Collected data:
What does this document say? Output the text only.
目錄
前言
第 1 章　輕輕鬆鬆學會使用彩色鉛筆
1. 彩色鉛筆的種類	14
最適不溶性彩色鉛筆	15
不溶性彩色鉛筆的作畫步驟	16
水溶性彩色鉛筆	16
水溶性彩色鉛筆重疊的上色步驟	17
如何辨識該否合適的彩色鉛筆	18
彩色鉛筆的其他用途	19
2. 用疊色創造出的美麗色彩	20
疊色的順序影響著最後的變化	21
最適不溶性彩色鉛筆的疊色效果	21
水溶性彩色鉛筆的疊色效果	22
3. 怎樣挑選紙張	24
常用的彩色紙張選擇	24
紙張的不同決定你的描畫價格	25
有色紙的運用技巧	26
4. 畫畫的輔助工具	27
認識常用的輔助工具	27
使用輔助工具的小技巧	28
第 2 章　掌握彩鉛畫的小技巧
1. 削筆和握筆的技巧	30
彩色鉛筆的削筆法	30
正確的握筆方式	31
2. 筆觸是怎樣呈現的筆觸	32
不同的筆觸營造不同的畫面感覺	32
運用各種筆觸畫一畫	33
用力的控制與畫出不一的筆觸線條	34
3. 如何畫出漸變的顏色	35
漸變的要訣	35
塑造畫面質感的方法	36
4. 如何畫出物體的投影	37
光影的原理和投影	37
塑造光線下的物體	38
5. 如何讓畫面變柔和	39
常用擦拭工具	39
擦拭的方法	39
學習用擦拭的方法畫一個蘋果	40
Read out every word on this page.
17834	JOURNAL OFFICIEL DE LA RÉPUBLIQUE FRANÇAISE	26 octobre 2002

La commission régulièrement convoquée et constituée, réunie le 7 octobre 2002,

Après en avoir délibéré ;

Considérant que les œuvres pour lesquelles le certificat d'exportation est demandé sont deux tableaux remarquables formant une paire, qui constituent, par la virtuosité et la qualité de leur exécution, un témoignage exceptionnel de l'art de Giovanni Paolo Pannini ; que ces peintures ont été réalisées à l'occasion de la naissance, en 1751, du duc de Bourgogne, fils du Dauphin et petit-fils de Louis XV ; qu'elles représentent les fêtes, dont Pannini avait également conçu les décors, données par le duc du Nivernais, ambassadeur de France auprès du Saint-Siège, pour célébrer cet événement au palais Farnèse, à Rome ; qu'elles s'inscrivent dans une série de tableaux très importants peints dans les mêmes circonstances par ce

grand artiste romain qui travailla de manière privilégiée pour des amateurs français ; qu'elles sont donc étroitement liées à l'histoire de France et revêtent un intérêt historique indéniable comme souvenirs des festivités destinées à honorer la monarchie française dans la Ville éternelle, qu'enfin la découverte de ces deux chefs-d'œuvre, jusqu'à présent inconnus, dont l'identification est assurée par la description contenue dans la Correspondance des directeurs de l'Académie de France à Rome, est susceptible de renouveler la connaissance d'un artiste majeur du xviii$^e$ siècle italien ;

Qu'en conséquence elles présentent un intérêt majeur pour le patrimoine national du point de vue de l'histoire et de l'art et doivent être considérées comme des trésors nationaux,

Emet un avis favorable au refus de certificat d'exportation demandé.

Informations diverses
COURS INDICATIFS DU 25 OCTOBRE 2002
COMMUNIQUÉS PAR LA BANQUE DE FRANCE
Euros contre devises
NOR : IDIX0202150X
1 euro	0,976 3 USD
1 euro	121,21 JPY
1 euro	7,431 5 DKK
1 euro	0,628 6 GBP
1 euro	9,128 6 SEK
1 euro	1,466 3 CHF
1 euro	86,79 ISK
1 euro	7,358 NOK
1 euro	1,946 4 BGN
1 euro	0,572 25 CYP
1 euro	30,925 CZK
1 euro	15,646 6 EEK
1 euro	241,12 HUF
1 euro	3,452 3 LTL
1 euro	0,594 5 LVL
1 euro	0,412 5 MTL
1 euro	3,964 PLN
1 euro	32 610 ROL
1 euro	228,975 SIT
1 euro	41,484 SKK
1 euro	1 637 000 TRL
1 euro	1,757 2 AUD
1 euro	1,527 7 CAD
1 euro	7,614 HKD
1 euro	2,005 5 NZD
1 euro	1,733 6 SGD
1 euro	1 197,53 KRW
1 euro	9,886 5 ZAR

* Work to complete
Pull every line containing the word "Rome" out of the material and copy it.

* Output for this task
Considérant que les œuvres pour lesquelles le certificat d'exportation est demandé sont deux tableaux remarquables formant une paire, qui constituent, par la virtuosité et la qualité de leur exécution, un témoignage exceptionnel de l'art de Giovanni Paolo Pannini ; que ces peintures ont été réalisées à l'occasion de la naissance, en 1751, du duc de Bourgogne, fils du Dauphin et petit-fils de Louis XV ; qu'elles représentent les fêtes, dont Pannini avait également conçu les décors, données par le duc du Nivernais, ambassadeur de France auprès du Saint-Siège, pour célébrer cet événement au palais Farnèse, à Rome ; qu'elles s'inscrivent dans une série de tableaux très importants peints dans les mêmes circonstances par ce
grand artiste romain qui travailla de manière privilégiée pour des amateurs français ; qu'elles sont donc étroitement liées à l'histoire de France et revêtent un intérêt historique indéniable comme souvenirs des festivités destinées à honorer la monarchie française dans la Ville éternelle, qu'enfin la découverte de ces deux chefs-d'œuvre, jusqu'à présent inconnus, dont l'identification est assurée par la description contenue dans la Correspondance des directeurs de l'Académie de France à Rome, est susceptible de renouveler la connaissance d'un artiste majeur du xviii$^e$ siècle italien ;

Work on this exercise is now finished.